[Input data]
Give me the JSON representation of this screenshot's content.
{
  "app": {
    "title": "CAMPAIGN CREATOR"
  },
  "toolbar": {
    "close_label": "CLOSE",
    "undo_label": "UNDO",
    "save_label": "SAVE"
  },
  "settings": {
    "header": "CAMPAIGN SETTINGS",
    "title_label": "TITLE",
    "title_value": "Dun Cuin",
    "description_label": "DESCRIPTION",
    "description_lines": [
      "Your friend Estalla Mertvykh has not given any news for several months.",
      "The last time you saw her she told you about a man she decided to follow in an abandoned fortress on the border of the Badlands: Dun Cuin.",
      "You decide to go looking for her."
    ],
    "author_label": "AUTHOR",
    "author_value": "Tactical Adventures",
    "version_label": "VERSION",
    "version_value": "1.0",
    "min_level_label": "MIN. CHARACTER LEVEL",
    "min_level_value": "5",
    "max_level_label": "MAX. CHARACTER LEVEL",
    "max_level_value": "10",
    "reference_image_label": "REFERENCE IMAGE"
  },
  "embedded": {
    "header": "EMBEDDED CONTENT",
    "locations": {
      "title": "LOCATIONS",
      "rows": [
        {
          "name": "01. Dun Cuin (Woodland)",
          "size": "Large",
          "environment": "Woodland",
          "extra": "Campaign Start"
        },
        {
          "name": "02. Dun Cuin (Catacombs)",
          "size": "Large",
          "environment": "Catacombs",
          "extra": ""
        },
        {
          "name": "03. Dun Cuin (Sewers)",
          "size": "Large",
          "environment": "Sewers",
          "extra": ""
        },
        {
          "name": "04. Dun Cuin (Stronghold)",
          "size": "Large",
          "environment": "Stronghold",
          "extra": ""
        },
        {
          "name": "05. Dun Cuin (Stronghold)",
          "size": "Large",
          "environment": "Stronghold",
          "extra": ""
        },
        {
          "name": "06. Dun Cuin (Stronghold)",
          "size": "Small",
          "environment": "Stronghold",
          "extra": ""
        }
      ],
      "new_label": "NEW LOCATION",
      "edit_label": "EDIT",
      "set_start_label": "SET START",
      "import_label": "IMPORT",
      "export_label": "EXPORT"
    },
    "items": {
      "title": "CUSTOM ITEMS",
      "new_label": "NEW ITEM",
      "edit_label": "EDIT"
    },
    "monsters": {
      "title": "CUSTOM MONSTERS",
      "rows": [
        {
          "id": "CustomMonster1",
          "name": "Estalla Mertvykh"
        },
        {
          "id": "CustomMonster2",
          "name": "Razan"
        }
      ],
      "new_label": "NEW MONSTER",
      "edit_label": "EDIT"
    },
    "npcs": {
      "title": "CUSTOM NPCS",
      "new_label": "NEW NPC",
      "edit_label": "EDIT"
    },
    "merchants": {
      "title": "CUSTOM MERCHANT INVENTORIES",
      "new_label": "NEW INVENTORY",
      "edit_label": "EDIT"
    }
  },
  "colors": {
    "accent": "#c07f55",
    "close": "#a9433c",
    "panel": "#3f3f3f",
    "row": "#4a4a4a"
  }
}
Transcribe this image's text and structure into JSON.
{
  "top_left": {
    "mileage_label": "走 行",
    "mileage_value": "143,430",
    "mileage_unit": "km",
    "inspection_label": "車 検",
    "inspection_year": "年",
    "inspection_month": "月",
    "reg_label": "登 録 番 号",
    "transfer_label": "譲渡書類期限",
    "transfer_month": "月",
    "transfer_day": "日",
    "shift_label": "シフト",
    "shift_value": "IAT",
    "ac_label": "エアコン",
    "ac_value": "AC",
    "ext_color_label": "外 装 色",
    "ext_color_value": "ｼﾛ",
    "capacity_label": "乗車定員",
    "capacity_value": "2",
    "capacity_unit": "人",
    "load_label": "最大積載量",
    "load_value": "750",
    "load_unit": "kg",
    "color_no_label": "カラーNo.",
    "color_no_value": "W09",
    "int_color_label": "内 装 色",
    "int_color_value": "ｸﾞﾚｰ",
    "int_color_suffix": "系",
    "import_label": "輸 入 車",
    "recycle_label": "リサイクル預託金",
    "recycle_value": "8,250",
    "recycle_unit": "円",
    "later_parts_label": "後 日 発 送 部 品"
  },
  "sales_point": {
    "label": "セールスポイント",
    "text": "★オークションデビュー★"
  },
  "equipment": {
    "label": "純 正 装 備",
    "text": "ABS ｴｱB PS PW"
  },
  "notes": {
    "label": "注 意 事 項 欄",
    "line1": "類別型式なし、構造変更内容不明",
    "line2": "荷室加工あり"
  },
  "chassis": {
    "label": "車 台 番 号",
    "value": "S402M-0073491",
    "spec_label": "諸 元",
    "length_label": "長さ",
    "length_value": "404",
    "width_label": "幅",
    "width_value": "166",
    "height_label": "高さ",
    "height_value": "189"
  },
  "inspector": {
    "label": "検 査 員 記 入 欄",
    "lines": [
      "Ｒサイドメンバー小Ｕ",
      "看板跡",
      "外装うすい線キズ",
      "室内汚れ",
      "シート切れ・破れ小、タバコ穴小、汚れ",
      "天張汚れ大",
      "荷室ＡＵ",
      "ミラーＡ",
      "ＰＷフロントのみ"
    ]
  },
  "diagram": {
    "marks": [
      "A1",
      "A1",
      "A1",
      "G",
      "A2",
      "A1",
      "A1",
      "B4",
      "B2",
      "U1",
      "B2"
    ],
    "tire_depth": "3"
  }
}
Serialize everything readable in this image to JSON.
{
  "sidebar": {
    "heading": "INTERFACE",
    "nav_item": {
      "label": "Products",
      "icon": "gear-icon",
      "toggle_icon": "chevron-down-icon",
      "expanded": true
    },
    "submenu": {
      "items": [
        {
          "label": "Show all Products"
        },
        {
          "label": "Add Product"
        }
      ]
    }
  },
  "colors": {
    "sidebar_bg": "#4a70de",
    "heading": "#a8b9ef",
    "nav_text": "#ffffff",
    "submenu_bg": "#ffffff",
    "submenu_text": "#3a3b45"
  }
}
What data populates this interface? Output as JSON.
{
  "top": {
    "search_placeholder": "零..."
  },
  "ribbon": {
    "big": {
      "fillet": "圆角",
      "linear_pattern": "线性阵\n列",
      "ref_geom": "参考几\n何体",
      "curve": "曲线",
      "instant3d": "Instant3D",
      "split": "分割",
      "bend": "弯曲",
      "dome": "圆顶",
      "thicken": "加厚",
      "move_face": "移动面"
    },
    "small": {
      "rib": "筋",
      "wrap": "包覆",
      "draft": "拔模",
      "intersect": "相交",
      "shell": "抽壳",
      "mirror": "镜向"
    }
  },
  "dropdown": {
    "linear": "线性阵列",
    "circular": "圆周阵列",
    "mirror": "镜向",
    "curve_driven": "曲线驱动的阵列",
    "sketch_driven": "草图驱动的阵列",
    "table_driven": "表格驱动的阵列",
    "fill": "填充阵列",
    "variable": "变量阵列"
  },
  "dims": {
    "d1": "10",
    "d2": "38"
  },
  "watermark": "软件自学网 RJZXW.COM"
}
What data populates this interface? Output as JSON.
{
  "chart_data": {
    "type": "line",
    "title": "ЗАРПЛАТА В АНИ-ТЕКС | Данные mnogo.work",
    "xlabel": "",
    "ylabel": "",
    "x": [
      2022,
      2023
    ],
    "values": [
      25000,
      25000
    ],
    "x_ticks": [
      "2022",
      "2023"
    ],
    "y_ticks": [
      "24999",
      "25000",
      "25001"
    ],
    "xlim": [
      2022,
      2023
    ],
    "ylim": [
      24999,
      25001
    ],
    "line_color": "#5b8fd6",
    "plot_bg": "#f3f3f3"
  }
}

[What this task involves] Give an exact copy of all the data shown above.

[Task answer]
Give me the JSON representation of this screenshot's content.
{
  "app": {
    "title": "CAMPAIGN CREATOR"
  },
  "toolbar": {
    "close_label": "CLOSE",
    "undo_label": "UNDO",
    "save_label": "SAVE"
  },
  "settings": {
    "header": "CAMPAIGN SETTINGS",
    "title_label": "TITLE",
    "title_value": "Dun Cuin",
    "description_label": "DESCRIPTION",
    "description_lines": [
      "Your friend Estalla Mertvykh has not given any news for several months.",
      "The last time you saw her she told you about a man she decided to follow in an abandoned fortress on the border of the Badlands: Dun Cuin.",
      "You decide to go looking for her."
    ],
    "author_label": "AUTHOR",
    "author_value": "Tactical Adventures",
    "version_label": "VERSION",
    "version_value": "1.0",
    "min_level_label": "MIN. CHARACTER LEVEL",
    "min_level_value": "5",
    "max_level_label": "MAX. CHARACTER LEVEL",
    "max_level_value": "10",
    "reference_image_label": "REFERENCE IMAGE"
  },
  "embedded": {
    "header": "EMBEDDED CONTENT",
    "locations": {
      "title": "LOCATIONS",
      "rows": [
        {
          "name": "01. Dun Cuin (Woodland)",
          "size": "Large",
          "environment": "Woodland",
          "extra": "Campaign Start"
        },
        {
          "name": "02. Dun Cuin (Catacombs)",
          "size": "Large",
          "environment": "Catacombs",
          "extra": ""
        },
        {
          "name": "03. Dun Cuin (Sewers)",
          "size": "Large",
          "environment": "Sewers",
          "extra": ""
        },
        {
          "name": "04. Dun Cuin (Stronghold)",
          "size": "Large",
          "environment": "Stronghold",
          "extra": ""
        },
        {
          "name": "05. Dun Cuin (Stronghold)",
          "size": "Large",
          "environment": "Stronghold",
          "extra": ""
        },
        {
          "name": "06. Dun Cuin (Stronghold)",
          "size": "Small",
          "environment": "Stronghold",
          "extra": ""
        }
      ],
      "new_label": "NEW LOCATION",
      "edit_label": "EDIT",
      "set_start_label": "SET START",
      "import_label": "IMPORT",
      "export_label": "EXPORT"
    },
    "items": {
      "title": "CUSTOM ITEMS",
      "new_label": "NEW ITEM",
      "edit_label": "EDIT"
    },
    "monsters": {
      "title": "CUSTOM MONSTERS",
      "rows": [
        {
          "id": "CustomMonster1",
          "name": "Estalla Mertvykh"
        },
        {
          "id": "CustomMonster2",
          "name": "Razan"
        }
      ],
      "new_label": "NEW MONSTER",
      "edit_label": "EDIT"
    },
    "npcs": {
      "title": "CUSTOM NPCS",
      "new_label": "NEW NPC",
      "edit_label": "EDIT"
    },
    "merchants": {
      "title": "CUSTOM MERCHANT INVENTORIES",
      "new_label": "NEW INVENTORY",
      "edit_label": "EDIT"
    }
  },
  "colors": {
    "accent": "#c07f55",
    "close": "#a9433c",
    "panel": "#3f3f3f",
    "row": "#4a4a4a"
  }
}
Transcribe this image's text and structure into JSON.
{
  "top_left": {
    "mileage_label": "走 行",
    "mileage_value": "143,430",
    "mileage_unit": "km",
    "inspection_label": "車 検",
    "inspection_year": "年",
    "inspection_month": "月",
    "reg_label": "登 録 番 号",
    "transfer_label": "譲渡書類期限",
    "transfer_month": "月",
    "transfer_day": "日",
    "shift_label": "シフト",
    "shift_value": "IAT",
    "ac_label": "エアコン",
    "ac_value": "AC",
    "ext_color_label": "外 装 色",
    "ext_color_value": "ｼﾛ",
    "capacity_label": "乗車定員",
    "capacity_value": "2",
    "capacity_unit": "人",
    "load_label": "最大積載量",
    "load_value": "750",
    "load_unit": "kg",
    "color_no_label": "カラーNo.",
    "color_no_value": "W09",
    "int_color_label": "内 装 色",
    "int_color_value": "ｸﾞﾚｰ",
    "int_color_suffix": "系",
    "import_label": "輸 入 車",
    "recycle_label": "リサイクル預託金",
    "recycle_value": "8,250",
    "recycle_unit": "円",
    "later_parts_label": "後 日 発 送 部 品"
  },
  "sales_point": {
    "label": "セールスポイント",
    "text": "★オークションデビュー★"
  },
  "equipment": {
    "label": "純 正 装 備",
    "text": "ABS ｴｱB PS PW"
  },
  "notes": {
    "label": "注 意 事 項 欄",
    "line1": "類別型式なし、構造変更内容不明",
    "line2": "荷室加工あり"
  },
  "chassis": {
    "label": "車 台 番 号",
    "value": "S402M-0073491",
    "spec_label": "諸 元",
    "length_label": "長さ",
    "length_value": "404",
    "width_label": "幅",
    "width_value": "166",
    "height_label": "高さ",
    "height_value": "189"
  },
  "inspector": {
    "label": "検 査 員 記 入 欄",
    "lines": [
      "Ｒサイドメンバー小Ｕ",
      "看板跡",
      "外装うすい線キズ",
      "室内汚れ",
      "シート切れ・破れ小、タバコ穴小、汚れ",
      "天張汚れ大",
      "荷室ＡＵ",
      "ミラーＡ",
      "ＰＷフロントのみ"
    ]
  },
  "diagram": {
    "marks": [
      "A1",
      "A1",
      "A1",
      "G",
      "A2",
      "A1",
      "A1",
      "B4",
      "B2",
      "U1",
      "B2"
    ],
    "tire_depth": "3"
  }
}
Serialize everything readable in this image to JSON.
{
  "sidebar": {
    "heading": "INTERFACE",
    "nav_item": {
      "label": "Products",
      "icon": "gear-icon",
      "toggle_icon": "chevron-down-icon",
      "expanded": true
    },
    "submenu": {
      "items": [
        {
          "label": "Show all Products"
        },
        {
          "label": "Add Product"
        }
      ]
    }
  },
  "colors": {
    "sidebar_bg": "#4a70de",
    "heading": "#a8b9ef",
    "nav_text": "#ffffff",
    "submenu_bg": "#ffffff",
    "submenu_text": "#3a3b45"
  }
}
What data populates this interface? Output as JSON.
{
  "top": {
    "search_placeholder": "零..."
  },
  "ribbon": {
    "big": {
      "fillet": "圆角",
      "linear_pattern": "线性阵\n列",
      "ref_geom": "参考几\n何体",
      "curve": "曲线",
      "instant3d": "Instant3D",
      "split": "分割",
      "bend": "弯曲",
      "dome": "圆顶",
      "thicken": "加厚",
      "move_face": "移动面"
    },
    "small": {
      "rib": "筋",
      "wrap": "包覆",
      "draft": "拔模",
      "intersect": "相交",
      "shell": "抽壳",
      "mirror": "镜向"
    }
  },
  "dropdown": {
    "linear": "线性阵列",
    "circular": "圆周阵列",
    "mirror": "镜向",
    "curve_driven": "曲线驱动的阵列",
    "sketch_driven": "草图驱动的阵列",
    "table_driven": "表格驱动的阵列",
    "fill": "填充阵列",
    "variable": "变量阵列"
  },
  "dims": {
    "d1": "10",
    "d2": "38"
  },
  "watermark": "软件自学网 RJZXW.COM"
}
What data populates this interface? Output as JSON.
{
  "chart_data": {
    "type": "line",
    "title": "ЗАРПЛАТА В АНИ-ТЕКС | Данные mnogo.work",
    "xlabel": "",
    "ylabel": "",
    "x": [
      2022,
      2023
    ],
    "values": [
      25000,
      25000
    ],
    "x_ticks": [
      "2022",
      "2023"
    ],
    "y_ticks": [
      "24999",
      "25000",
      "25001"
    ],
    "xlim": [
      2022,
      2023
    ],
    "ylim": [
      24999,
      25001
    ],
    "line_color": "#5b8fd6",
    "plot_bg": "#f3f3f3"
  }
}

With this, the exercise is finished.